*** SUPPLIED DATA
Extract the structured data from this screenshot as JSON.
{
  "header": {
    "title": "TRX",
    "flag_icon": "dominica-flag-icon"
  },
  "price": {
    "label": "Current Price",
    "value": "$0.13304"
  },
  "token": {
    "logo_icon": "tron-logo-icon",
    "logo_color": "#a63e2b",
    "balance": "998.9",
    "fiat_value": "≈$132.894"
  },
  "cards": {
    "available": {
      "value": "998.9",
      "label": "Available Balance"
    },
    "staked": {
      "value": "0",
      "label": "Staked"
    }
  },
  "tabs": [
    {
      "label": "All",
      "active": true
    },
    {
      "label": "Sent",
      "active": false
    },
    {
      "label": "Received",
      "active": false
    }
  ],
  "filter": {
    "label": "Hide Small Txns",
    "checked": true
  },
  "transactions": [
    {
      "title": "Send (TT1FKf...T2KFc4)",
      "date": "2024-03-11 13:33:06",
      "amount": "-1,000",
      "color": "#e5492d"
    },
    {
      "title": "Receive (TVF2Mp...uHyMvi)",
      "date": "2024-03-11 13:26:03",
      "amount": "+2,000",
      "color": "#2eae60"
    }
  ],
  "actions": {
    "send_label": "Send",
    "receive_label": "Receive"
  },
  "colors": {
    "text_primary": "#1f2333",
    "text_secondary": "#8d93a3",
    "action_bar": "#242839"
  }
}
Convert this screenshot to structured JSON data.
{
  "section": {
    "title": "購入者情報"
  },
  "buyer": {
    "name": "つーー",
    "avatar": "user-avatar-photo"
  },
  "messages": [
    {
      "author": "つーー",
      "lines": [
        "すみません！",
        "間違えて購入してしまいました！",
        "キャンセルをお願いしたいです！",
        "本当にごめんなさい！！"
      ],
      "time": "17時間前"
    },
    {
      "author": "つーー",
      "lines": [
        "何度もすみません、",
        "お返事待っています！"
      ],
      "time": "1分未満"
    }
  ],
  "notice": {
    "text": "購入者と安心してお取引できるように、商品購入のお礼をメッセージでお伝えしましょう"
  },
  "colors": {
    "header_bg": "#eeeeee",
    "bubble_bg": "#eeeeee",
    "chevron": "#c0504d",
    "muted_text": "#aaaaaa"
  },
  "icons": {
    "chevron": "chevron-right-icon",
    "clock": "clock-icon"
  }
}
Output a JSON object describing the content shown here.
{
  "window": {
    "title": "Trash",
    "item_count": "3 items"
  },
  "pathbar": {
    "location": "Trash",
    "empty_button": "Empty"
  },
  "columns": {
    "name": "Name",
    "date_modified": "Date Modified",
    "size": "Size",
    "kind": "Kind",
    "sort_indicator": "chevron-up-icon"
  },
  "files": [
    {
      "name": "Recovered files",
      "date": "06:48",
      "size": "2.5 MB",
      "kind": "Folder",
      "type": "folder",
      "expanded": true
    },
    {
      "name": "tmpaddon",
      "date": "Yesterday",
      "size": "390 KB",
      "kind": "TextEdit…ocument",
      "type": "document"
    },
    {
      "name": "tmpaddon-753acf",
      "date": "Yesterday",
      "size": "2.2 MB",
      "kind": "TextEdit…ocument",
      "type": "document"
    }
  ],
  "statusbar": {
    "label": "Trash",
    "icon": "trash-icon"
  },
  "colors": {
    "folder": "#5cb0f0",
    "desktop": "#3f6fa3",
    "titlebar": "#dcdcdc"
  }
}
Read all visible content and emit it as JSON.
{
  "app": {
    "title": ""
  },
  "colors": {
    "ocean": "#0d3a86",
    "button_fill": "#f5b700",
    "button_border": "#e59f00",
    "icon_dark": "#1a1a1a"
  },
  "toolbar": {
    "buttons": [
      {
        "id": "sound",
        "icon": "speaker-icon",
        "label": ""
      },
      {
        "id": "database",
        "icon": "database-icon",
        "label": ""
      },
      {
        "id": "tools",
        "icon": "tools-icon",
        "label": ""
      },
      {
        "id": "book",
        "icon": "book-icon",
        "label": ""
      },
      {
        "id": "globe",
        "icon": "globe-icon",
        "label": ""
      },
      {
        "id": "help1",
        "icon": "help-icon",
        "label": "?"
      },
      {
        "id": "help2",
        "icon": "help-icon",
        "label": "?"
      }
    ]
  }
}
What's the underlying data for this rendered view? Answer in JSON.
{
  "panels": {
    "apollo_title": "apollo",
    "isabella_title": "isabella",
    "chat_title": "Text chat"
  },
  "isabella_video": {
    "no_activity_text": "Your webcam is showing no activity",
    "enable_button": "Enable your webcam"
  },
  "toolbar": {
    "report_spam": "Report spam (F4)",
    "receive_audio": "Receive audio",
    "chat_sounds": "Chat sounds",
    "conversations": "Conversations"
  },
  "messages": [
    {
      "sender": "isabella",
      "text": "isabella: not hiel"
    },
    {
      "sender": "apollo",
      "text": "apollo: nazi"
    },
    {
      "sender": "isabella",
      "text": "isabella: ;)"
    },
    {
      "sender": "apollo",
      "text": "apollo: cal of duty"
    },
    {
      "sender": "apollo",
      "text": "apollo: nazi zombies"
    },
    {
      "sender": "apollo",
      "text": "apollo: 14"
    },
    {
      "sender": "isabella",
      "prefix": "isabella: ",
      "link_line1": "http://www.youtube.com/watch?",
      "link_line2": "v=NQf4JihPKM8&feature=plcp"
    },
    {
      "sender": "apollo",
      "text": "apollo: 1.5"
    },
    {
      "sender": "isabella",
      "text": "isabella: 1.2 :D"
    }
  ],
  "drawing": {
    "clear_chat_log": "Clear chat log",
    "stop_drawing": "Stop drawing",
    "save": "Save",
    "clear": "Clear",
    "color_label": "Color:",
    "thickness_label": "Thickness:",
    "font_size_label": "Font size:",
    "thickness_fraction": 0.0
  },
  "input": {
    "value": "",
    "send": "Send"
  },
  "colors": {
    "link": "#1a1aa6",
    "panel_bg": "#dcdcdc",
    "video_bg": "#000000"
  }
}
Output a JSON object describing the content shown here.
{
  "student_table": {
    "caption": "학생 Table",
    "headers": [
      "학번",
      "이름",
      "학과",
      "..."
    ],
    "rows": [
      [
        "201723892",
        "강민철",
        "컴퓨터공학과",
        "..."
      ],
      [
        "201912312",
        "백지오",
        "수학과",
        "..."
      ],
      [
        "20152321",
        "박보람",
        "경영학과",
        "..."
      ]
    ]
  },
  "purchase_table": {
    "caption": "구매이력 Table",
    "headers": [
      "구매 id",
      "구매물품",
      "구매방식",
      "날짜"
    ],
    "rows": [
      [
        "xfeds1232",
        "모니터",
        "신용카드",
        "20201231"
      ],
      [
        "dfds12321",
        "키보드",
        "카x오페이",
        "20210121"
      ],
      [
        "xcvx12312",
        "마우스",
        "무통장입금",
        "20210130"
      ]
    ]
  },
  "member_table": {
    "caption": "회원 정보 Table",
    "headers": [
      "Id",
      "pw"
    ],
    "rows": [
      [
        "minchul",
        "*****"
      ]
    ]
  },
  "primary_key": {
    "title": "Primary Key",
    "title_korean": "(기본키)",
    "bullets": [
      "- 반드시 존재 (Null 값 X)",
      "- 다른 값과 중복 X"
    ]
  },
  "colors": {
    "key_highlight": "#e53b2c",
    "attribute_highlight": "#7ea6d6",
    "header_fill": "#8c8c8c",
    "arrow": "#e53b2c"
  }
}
******
▶ _WHAT TO DO_
Each record must be returned exactly as it is written.

▶ _TASK ANSWER_
Extract the structured data from this screenshot as JSON.
{
  "header": {
    "title": "TRX",
    "flag_icon": "dominica-flag-icon"
  },
  "price": {
    "label": "Current Price",
    "value": "$0.13304"
  },
  "token": {
    "logo_icon": "tron-logo-icon",
    "logo_color": "#a63e2b",
    "balance": "998.9",
    "fiat_value": "≈$132.894"
  },
  "cards": {
    "available": {
      "value": "998.9",
      "label": "Available Balance"
    },
    "staked": {
      "value": "0",
      "label": "Staked"
    }
  },
  "tabs": [
    {
      "label": "All",
      "active": true
    },
    {
      "label": "Sent",
      "active": false
    },
    {
      "label": "Received",
      "active": false
    }
  ],
  "filter": {
    "label": "Hide Small Txns",
    "checked": true
  },
  "transactions": [
    {
      "title": "Send (TT1FKf...T2KFc4)",
      "date": "2024-03-11 13:33:06",
      "amount": "-1,000",
      "color": "#e5492d"
    },
    {
      "title": "Receive (TVF2Mp...uHyMvi)",
      "date": "2024-03-11 13:26:03",
      "amount": "+2,000",
      "color": "#2eae60"
    }
  ],
  "actions": {
    "send_label": "Send",
    "receive_label": "Receive"
  },
  "colors": {
    "text_primary": "#1f2333",
    "text_secondary": "#8d93a3",
    "action_bar": "#242839"
  }
}
Convert this screenshot to structured JSON data.
{
  "section": {
    "title": "購入者情報"
  },
  "buyer": {
    "name": "つーー",
    "avatar": "user-avatar-photo"
  },
  "messages": [
    {
      "author": "つーー",
      "lines": [
        "すみません！",
        "間違えて購入してしまいました！",
        "キャンセルをお願いしたいです！",
        "本当にごめんなさい！！"
      ],
      "time": "17時間前"
    },
    {
      "author": "つーー",
      "lines": [
        "何度もすみません、",
        "お返事待っています！"
      ],
      "time": "1分未満"
    }
  ],
  "notice": {
    "text": "購入者と安心してお取引できるように、商品購入のお礼をメッセージでお伝えしましょう"
  },
  "colors": {
    "header_bg": "#eeeeee",
    "bubble_bg": "#eeeeee",
    "chevron": "#c0504d",
    "muted_text": "#aaaaaa"
  },
  "icons": {
    "chevron": "chevron-right-icon",
    "clock": "clock-icon"
  }
}
Output a JSON object describing the content shown here.
{
  "window": {
    "title": "Trash",
    "item_count": "3 items"
  },
  "pathbar": {
    "location": "Trash",
    "empty_button": "Empty"
  },
  "columns": {
    "name": "Name",
    "date_modified": "Date Modified",
    "size": "Size",
    "kind": "Kind",
    "sort_indicator": "chevron-up-icon"
  },
  "files": [
    {
      "name": "Recovered files",
      "date": "06:48",
      "size": "2.5 MB",
      "kind": "Folder",
      "type": "folder",
      "expanded": true
    },
    {
      "name": "tmpaddon",
      "date": "Yesterday",
      "size": "390 KB",
      "kind": "TextEdit…ocument",
      "type": "document"
    },
    {
      "name": "tmpaddon-753acf",
      "date": "Yesterday",
      "size": "2.2 MB",
      "kind": "TextEdit…ocument",
      "type": "document"
    }
  ],
  "statusbar": {
    "label": "Trash",
    "icon": "trash-icon"
  },
  "colors": {
    "folder": "#5cb0f0",
    "desktop": "#3f6fa3",
    "titlebar": "#dcdcdc"
  }
}
Read all visible content and emit it as JSON.
{
  "app": {
    "title": ""
  },
  "colors": {
    "ocean": "#0d3a86",
    "button_fill": "#f5b700",
    "button_border": "#e59f00",
    "icon_dark": "#1a1a1a"
  },
  "toolbar": {
    "buttons": [
      {
        "id": "sound",
        "icon": "speaker-icon",
        "label": ""
      },
      {
        "id": "database",
        "icon": "database-icon",
        "label": ""
      },
      {
        "id": "tools",
        "icon": "tools-icon",
        "label": ""
      },
      {
        "id": "book",
        "icon": "book-icon",
        "label": ""
      },
      {
        "id": "globe",
        "icon": "globe-icon",
        "label": ""
      },
      {
        "id": "help1",
        "icon": "help-icon",
        "label": "?"
      },
      {
        "id": "help2",
        "icon": "help-icon",
        "label": "?"
      }
    ]
  }
}
What's the underlying data for this rendered view? Answer in JSON.
{
  "panels": {
    "apollo_title": "apollo",
    "isabella_title": "isabella",
    "chat_title": "Text chat"
  },
  "isabella_video": {
    "no_activity_text": "Your webcam is showing no activity",
    "enable_button": "Enable your webcam"
  },
  "toolbar": {
    "report_spam": "Report spam (F4)",
    "receive_audio": "Receive audio",
    "chat_sounds": "Chat sounds",
    "conversations": "Conversations"
  },
  "messages": [
    {
      "sender": "isabella",
      "text": "isabella: not hiel"
    },
    {
      "sender": "apollo",
      "text": "apollo: nazi"
    },
    {
      "sender": "isabella",
      "text": "isabella: ;)"
    },
    {
      "sender": "apollo",
      "text": "apollo: cal of duty"
    },
    {
      "sender": "apollo",
      "text": "apollo: nazi zombies"
    },
    {
      "sender": "apollo",
      "text": "apollo: 14"
    },
    {
      "sender": "isabella",
      "prefix": "isabella: ",
      "link_line1": "http://www.youtube.com/watch?",
      "link_line2": "v=NQf4JihPKM8&feature=plcp"
    },
    {
      "sender": "apollo",
      "text": "apollo: 1.5"
    },
    {
      "sender": "isabella",
      "text": "isabella: 1.2 :D"
    }
  ],
  "drawing": {
    "clear_chat_log": "Clear chat log",
    "stop_drawing": "Stop drawing",
    "save": "Save",
    "clear": "Clear",
    "color_label": "Color:",
    "thickness_label": "Thickness:",
    "font_size_label": "Font size:",
    "thickness_fraction": 0.0
  },
  "input": {
    "value": "",
    "send": "Send"
  },
  "colors": {
    "link": "#1a1aa6",
    "panel_bg": "#dcdcdc",
    "video_bg": "#000000"
  }
}
Output a JSON object describing the content shown here.
{
  "student_table": {
    "caption": "학생 Table",
    "headers": [
      "학번",
      "이름",
      "학과",
      "..."
    ],
    "rows": [
      [
        "201723892",
        "강민철",
        "컴퓨터공학과",
        "..."
      ],
      [
        "201912312",
        "백지오",
        "수학과",
        "..."
      ],
      [
        "20152321",
        "박보람",
        "경영학과",
        "..."
      ]
    ]
  },
  "purchase_table": {
    "caption": "구매이력 Table",
    "headers": [
      "구매 id",
      "구매물품",
      "구매방식",
      "날짜"
    ],
    "rows": [
      [
        "xfeds1232",
        "모니터",
        "신용카드",
        "20201231"
      ],
      [
        "dfds12321",
        "키보드",
        "카x오페이",
        "20210121"
      ],
      [
        "xcvx12312",
        "마우스",
        "무통장입금",
        "20210130"
      ]
    ]
  },
  "member_table": {
    "caption": "회원 정보 Table",
    "headers": [
      "Id",
      "pw"
    ],
    "rows": [
      [
        "minchul",
        "*****"
      ]
    ]
  },
  "primary_key": {
    "title": "Primary Key",
    "title_korean": "(기본키)",
    "bullets": [
      "- 반드시 존재 (Null 값 X)",
      "- 다른 값과 중복 X"
    ]
  },
  "colors": {
    "key_highlight": "#e53b2c",
    "attribute_highlight": "#7ea6d6",
    "header_fill": "#8c8c8c",
    "arrow": "#e53b2c"
  }
}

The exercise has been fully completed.